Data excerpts
▬▬▬
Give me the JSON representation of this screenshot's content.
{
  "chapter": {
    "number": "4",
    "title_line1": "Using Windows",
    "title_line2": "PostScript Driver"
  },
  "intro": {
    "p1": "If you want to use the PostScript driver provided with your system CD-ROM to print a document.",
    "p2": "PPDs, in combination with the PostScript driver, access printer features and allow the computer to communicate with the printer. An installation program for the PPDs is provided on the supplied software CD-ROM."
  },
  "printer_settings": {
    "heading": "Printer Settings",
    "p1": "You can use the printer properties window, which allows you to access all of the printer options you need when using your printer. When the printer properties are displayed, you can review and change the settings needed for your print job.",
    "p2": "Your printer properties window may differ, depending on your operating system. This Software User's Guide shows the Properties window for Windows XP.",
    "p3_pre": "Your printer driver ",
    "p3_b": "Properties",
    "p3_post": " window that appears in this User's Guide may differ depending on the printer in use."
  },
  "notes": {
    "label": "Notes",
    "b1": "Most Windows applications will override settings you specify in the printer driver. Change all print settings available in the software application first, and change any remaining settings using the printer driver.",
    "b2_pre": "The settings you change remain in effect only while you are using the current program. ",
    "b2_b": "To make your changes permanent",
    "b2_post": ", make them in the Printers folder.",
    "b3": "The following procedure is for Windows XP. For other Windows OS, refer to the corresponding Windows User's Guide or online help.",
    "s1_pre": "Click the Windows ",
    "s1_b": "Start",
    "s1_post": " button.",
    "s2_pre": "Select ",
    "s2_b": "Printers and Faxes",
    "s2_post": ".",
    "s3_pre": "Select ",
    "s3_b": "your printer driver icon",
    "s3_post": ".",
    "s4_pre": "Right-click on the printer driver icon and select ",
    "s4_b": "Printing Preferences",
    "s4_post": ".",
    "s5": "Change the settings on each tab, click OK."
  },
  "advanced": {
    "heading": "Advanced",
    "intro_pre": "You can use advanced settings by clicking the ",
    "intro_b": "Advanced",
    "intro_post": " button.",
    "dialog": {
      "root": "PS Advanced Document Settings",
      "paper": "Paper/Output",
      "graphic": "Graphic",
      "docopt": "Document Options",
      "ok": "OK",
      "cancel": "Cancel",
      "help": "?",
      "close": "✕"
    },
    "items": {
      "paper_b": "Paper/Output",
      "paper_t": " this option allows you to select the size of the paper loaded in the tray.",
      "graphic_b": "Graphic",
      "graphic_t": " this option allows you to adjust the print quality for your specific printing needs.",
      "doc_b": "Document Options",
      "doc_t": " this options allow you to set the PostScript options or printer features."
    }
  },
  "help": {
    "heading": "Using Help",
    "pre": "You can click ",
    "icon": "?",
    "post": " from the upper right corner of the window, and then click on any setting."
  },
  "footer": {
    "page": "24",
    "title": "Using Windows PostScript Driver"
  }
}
▬▬▬
• EXERCISE: Collect each line of the entries that has the word "Output", copying it in full.

• RESULT:
      "paper": "Paper/Output",
      "paper_b": "Paper/Output",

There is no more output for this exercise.